**AIM:** What follows is a set of records, each of which is to be written out exactly.

**INPUT DATA:**
* Begin *

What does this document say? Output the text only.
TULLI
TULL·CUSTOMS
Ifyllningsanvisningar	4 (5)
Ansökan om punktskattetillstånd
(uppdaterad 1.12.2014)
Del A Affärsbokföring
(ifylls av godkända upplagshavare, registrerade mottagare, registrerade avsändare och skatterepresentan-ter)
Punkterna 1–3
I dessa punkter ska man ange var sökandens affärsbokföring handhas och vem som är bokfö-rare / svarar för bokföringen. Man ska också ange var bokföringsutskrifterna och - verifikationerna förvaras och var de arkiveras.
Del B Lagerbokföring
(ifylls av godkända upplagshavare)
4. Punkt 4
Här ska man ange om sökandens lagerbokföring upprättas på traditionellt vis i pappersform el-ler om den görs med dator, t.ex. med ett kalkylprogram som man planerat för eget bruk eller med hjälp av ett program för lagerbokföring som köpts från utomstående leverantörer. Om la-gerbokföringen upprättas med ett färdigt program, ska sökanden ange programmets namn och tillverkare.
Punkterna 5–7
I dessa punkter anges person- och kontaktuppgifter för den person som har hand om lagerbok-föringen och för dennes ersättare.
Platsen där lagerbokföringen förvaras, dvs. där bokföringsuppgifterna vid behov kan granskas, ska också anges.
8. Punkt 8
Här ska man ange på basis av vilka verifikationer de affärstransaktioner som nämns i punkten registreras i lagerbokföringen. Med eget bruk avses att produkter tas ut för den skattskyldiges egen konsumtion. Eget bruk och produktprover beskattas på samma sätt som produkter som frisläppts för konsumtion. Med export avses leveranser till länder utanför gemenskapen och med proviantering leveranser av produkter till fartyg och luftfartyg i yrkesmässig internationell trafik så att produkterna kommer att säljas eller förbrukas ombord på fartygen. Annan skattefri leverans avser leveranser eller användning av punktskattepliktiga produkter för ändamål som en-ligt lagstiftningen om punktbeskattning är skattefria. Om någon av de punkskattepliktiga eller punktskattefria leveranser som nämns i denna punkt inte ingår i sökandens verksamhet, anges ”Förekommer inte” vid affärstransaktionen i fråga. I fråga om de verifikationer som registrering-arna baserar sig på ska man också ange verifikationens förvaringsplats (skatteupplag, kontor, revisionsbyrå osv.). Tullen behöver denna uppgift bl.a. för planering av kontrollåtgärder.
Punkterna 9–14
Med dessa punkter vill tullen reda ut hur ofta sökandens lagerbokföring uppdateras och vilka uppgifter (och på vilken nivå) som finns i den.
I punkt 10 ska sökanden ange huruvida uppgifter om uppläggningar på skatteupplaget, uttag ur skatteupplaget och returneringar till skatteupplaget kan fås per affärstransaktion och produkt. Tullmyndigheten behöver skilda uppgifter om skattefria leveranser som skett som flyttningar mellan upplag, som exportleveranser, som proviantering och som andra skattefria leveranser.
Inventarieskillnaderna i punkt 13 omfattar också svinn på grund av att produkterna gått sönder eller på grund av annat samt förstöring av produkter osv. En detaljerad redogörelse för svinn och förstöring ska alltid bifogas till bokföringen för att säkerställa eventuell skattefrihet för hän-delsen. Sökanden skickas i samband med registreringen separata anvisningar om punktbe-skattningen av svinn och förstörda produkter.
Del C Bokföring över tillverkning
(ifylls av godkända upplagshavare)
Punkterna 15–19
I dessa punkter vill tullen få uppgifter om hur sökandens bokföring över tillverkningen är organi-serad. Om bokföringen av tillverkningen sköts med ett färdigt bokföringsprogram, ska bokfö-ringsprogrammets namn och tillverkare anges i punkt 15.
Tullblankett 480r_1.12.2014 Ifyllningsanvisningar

* End *

**OUTPUT BELOW:**
What does this document say? Output the text only.
TULLI
TULL·CUSTOMS
Ifyllningsanvisningar	4 (5)
Ansökan om punktskattetillstånd
(uppdaterad 1.12.2014)
Del A Affärsbokföring
(ifylls av godkända upplagshavare, registrerade mottagare, registrerade avsändare och skatterepresentan-ter)
Punkterna 1–3
I dessa punkter ska man ange var sökandens affärsbokföring handhas och vem som är bokfö-rare / svarar för bokföringen. Man ska också ange var bokföringsutskrifterna och - verifikationerna förvaras och var de arkiveras.
Del B Lagerbokföring
(ifylls av godkända upplagshavare)
4. Punkt 4
Här ska man ange om sökandens lagerbokföring upprättas på traditionellt vis i pappersform el-ler om den görs med dator, t.ex. med ett kalkylprogram som man planerat för eget bruk eller med hjälp av ett program för lagerbokföring som köpts från utomstående leverantörer. Om la-gerbokföringen upprättas med ett färdigt program, ska sökanden ange programmets namn och tillverkare.
Punkterna 5–7
I dessa punkter anges person- och kontaktuppgifter för den person som har hand om lagerbok-föringen och för dennes ersättare.
Platsen där lagerbokföringen förvaras, dvs. där bokföringsuppgifterna vid behov kan granskas, ska också anges.
8. Punkt 8
Här ska man ange på basis av vilka verifikationer de affärstransaktioner som nämns i punkten registreras i lagerbokföringen. Med eget bruk avses att produkter tas ut för den skattskyldiges egen konsumtion. Eget bruk och produktprover beskattas på samma sätt som produkter som frisläppts för konsumtion. Med export avses leveranser till länder utanför gemenskapen och med proviantering leveranser av produkter till fartyg och luftfartyg i yrkesmässig internationell trafik så att produkterna kommer att säljas eller förbrukas ombord på fartygen. Annan skattefri leverans avser leveranser eller användning av punktskattepliktiga produkter för ändamål som en-ligt lagstiftningen om punktbeskattning är skattefria. Om någon av de punkskattepliktiga eller punktskattefria leveranser som nämns i denna punkt inte ingår i sökandens verksamhet, anges ”Förekommer inte” vid affärstransaktionen i fråga. I fråga om de verifikationer som registrering-arna baserar sig på ska man också ange verifikationens förvaringsplats (skatteupplag, kontor, revisionsbyrå osv.). Tullen behöver denna uppgift bl.a. för planering av kontrollåtgärder.
Punkterna 9–14
Med dessa punkter vill tullen reda ut hur ofta sökandens lagerbokföring uppdateras och vilka uppgifter (och på vilken nivå) som finns i den.
I punkt 10 ska sökanden ange huruvida uppgifter om uppläggningar på skatteupplaget, uttag ur skatteupplaget och returneringar till skatteupplaget kan fås per affärstransaktion och produkt. Tullmyndigheten behöver skilda uppgifter om skattefria leveranser som skett som flyttningar mellan upplag, som exportleveranser, som proviantering och som andra skattefria leveranser.
Inventarieskillnaderna i punkt 13 omfattar också svinn på grund av att produkterna gått sönder eller på grund av annat samt förstöring av produkter osv. En detaljerad redogörelse för svinn och förstöring ska alltid bifogas till bokföringen för att säkerställa eventuell skattefrihet för hän-delsen. Sökanden skickas i samband med registreringen separata anvisningar om punktbe-skattningen av svinn och förstörda produkter.
Del C Bokföring över tillverkning
(ifylls av godkända upplagshavare)
Punkterna 15–19
I dessa punkter vill tullen få uppgifter om hur sökandens bokföring över tillverkningen är organi-serad. Om bokföringen av tillverkningen sköts med ett färdigt bokföringsprogram, ska bokfö-ringsprogrammets namn och tillverkare anges i punkt 15.
Tullblankett 480r_1.12.2014 Ifyllningsanvisningar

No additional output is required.